WHAT TO DO »
Each entry in the listing below should be restated word for word.
_ _ _
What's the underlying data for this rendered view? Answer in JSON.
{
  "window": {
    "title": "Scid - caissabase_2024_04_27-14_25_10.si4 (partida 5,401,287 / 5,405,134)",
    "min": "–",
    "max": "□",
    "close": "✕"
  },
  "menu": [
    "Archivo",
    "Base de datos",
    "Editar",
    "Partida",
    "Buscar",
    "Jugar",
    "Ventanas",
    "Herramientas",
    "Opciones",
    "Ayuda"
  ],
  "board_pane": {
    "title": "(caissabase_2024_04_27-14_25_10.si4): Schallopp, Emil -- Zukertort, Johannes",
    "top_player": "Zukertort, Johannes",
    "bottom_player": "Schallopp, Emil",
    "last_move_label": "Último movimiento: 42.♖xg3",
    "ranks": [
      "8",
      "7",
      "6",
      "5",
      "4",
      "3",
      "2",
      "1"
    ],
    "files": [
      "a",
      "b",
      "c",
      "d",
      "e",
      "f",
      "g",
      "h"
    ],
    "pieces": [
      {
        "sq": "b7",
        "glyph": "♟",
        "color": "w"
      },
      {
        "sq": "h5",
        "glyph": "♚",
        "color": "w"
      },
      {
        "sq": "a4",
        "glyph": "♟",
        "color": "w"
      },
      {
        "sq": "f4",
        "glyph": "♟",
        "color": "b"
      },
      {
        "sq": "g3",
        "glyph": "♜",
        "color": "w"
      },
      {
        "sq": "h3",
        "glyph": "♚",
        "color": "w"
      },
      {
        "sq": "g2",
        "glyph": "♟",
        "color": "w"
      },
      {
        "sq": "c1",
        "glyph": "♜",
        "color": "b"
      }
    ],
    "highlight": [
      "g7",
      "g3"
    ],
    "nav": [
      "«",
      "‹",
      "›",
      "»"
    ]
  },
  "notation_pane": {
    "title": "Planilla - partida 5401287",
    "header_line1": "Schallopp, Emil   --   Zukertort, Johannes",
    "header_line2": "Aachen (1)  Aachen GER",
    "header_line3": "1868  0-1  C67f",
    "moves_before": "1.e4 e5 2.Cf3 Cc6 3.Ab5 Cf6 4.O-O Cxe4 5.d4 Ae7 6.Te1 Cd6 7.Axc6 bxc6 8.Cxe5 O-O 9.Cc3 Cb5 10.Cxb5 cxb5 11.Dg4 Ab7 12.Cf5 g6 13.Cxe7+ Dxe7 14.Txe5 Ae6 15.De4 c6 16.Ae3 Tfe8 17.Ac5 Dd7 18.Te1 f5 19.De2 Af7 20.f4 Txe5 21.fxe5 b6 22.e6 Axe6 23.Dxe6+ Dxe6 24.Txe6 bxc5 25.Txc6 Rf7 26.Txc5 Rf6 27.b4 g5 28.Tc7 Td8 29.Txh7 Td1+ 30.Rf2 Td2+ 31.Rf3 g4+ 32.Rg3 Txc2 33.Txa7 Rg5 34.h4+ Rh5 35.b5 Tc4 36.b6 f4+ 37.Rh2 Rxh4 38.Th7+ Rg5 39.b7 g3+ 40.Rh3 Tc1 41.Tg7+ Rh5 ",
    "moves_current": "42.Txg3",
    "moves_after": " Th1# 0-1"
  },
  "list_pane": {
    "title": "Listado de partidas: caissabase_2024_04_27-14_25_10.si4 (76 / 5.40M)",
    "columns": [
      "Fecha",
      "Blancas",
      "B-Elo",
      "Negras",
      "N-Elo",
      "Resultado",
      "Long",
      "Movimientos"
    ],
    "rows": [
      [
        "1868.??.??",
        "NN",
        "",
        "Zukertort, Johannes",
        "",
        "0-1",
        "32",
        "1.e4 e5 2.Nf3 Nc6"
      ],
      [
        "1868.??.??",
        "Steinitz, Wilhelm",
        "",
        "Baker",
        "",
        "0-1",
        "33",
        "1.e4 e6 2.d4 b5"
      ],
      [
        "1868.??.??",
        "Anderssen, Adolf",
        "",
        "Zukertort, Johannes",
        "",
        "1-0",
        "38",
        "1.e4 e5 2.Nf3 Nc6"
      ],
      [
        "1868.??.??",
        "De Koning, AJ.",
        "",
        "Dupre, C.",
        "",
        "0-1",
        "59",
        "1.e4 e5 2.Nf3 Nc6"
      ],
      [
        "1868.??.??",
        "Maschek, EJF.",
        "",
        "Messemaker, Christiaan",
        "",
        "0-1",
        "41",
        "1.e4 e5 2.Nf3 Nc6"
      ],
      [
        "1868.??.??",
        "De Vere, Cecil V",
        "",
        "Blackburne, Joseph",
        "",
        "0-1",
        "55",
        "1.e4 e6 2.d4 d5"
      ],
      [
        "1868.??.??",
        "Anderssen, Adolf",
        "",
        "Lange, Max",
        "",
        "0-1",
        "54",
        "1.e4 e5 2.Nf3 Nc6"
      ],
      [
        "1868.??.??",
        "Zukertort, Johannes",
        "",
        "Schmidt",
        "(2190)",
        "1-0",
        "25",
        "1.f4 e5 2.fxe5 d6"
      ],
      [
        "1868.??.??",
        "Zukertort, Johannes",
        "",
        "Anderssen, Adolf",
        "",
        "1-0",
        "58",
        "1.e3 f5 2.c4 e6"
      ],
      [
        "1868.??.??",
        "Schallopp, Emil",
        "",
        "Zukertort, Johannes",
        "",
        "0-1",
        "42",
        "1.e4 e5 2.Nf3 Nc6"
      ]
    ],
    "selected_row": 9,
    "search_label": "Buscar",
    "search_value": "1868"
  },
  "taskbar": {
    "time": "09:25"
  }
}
_ _ _
RESULT »
What's the underlying data for this rendered view? Answer in JSON.
{
  "window": {
    "title": "Scid - caissabase_2024_04_27-14_25_10.si4 (partida 5,401,287 / 5,405,134)",
    "min": "–",
    "max": "□",
    "close": "✕"
  },
  "menu": [
    "Archivo",
    "Base de datos",
    "Editar",
    "Partida",
    "Buscar",
    "Jugar",
    "Ventanas",
    "Herramientas",
    "Opciones",
    "Ayuda"
  ],
  "board_pane": {
    "title": "(caissabase_2024_04_27-14_25_10.si4): Schallopp, Emil -- Zukertort, Johannes",
    "top_player": "Zukertort, Johannes",
    "bottom_player": "Schallopp, Emil",
    "last_move_label": "Último movimiento: 42.♖xg3",
    "ranks": [
      "8",
      "7",
      "6",
      "5",
      "4",
      "3",
      "2",
      "1"
    ],
    "files": [
      "a",
      "b",
      "c",
      "d",
      "e",
      "f",
      "g",
      "h"
    ],
    "pieces": [
      {
        "sq": "b7",
        "glyph": "♟",
        "color": "w"
      },
      {
        "sq": "h5",
        "glyph": "♚",
        "color": "w"
      },
      {
        "sq": "a4",
        "glyph": "♟",
        "color": "w"
      },
      {
        "sq": "f4",
        "glyph": "♟",
        "color": "b"
      },
      {
        "sq": "g3",
        "glyph": "♜",
        "color": "w"
      },
      {
        "sq": "h3",
        "glyph": "♚",
        "color": "w"
      },
      {
        "sq": "g2",
        "glyph": "♟",
        "color": "w"
      },
      {
        "sq": "c1",
        "glyph": "♜",
        "color": "b"
      }
    ],
    "highlight": [
      "g7",
      "g3"
    ],
    "nav": [
      "«",
      "‹",
      "›",
      "»"
    ]
  },
  "notation_pane": {
    "title": "Planilla - partida 5401287",
    "header_line1": "Schallopp, Emil   --   Zukertort, Johannes",
    "header_line2": "Aachen (1)  Aachen GER",
    "header_line3": "1868  0-1  C67f",
    "moves_before": "1.e4 e5 2.Cf3 Cc6 3.Ab5 Cf6 4.O-O Cxe4 5.d4 Ae7 6.Te1 Cd6 7.Axc6 bxc6 8.Cxe5 O-O 9.Cc3 Cb5 10.Cxb5 cxb5 11.Dg4 Ab7 12.Cf5 g6 13.Cxe7+ Dxe7 14.Txe5 Ae6 15.De4 c6 16.Ae3 Tfe8 17.Ac5 Dd7 18.Te1 f5 19.De2 Af7 20.f4 Txe5 21.fxe5 b6 22.e6 Axe6 23.Dxe6+ Dxe6 24.Txe6 bxc5 25.Txc6 Rf7 26.Txc5 Rf6 27.b4 g5 28.Tc7 Td8 29.Txh7 Td1+ 30.Rf2 Td2+ 31.Rf3 g4+ 32.Rg3 Txc2 33.Txa7 Rg5 34.h4+ Rh5 35.b5 Tc4 36.b6 f4+ 37.Rh2 Rxh4 38.Th7+ Rg5 39.b7 g3+ 40.Rh3 Tc1 41.Tg7+ Rh5 ",
    "moves_current": "42.Txg3",
    "moves_after": " Th1# 0-1"
  },
  "list_pane": {
    "title": "Listado de partidas: caissabase_2024_04_27-14_25_10.si4 (76 / 5.40M)",
    "columns": [
      "Fecha",
      "Blancas",
      "B-Elo",
      "Negras",
      "N-Elo",
      "Resultado",
      "Long",
      "Movimientos"
    ],
    "rows": [
      [
        "1868.??.??",
        "NN",
        "",
        "Zukertort, Johannes",
        "",
        "0-1",
        "32",
        "1.e4 e5 2.Nf3 Nc6"
      ],
      [
        "1868.??.??",
        "Steinitz, Wilhelm",
        "",
        "Baker",
        "",
        "0-1",
        "33",
        "1.e4 e6 2.d4 b5"
      ],
      [
        "1868.??.??",
        "Anderssen, Adolf",
        "",
        "Zukertort, Johannes",
        "",
        "1-0",
        "38",
        "1.e4 e5 2.Nf3 Nc6"
      ],
      [
        "1868.??.??",
        "De Koning, AJ.",
        "",
        "Dupre, C.",
        "",
        "0-1",
        "59",
        "1.e4 e5 2.Nf3 Nc6"
      ],
      [
        "1868.??.??",
        "Maschek, EJF.",
        "",
        "Messemaker, Christiaan",
        "",
        "0-1",
        "41",
        "1.e4 e5 2.Nf3 Nc6"
      ],
      [
        "1868.??.??",
        "De Vere, Cecil V",
        "",
        "Blackburne, Joseph",
        "",
        "0-1",
        "55",
        "1.e4 e6 2.d4 d5"
      ],
      [
        "1868.??.??",
        "Anderssen, Adolf",
        "",
        "Lange, Max",
        "",
        "0-1",
        "54",
        "1.e4 e5 2.Nf3 Nc6"
      ],
      [
        "1868.??.??",
        "Zukertort, Johannes",
        "",
        "Schmidt",
        "(2190)",
        "1-0",
        "25",
        "1.f4 e5 2.fxe5 d6"
      ],
      [
        "1868.??.??",
        "Zukertort, Johannes",
        "",
        "Anderssen, Adolf",
        "",
        "1-0",
        "58",
        "1.e3 f5 2.c4 e6"
      ],
      [
        "1868.??.??",
        "Schallopp, Emil",
        "",
        "Zukertort, Johannes",
        "",
        "0-1",
        "42",
        "1.e4 e5 2.Nf3 Nc6"
      ]
    ],
    "selected_row": 9,
    "search_label": "Buscar",
    "search_value": "1868"
  },
  "taskbar": {
    "time": "09:25"
  }
}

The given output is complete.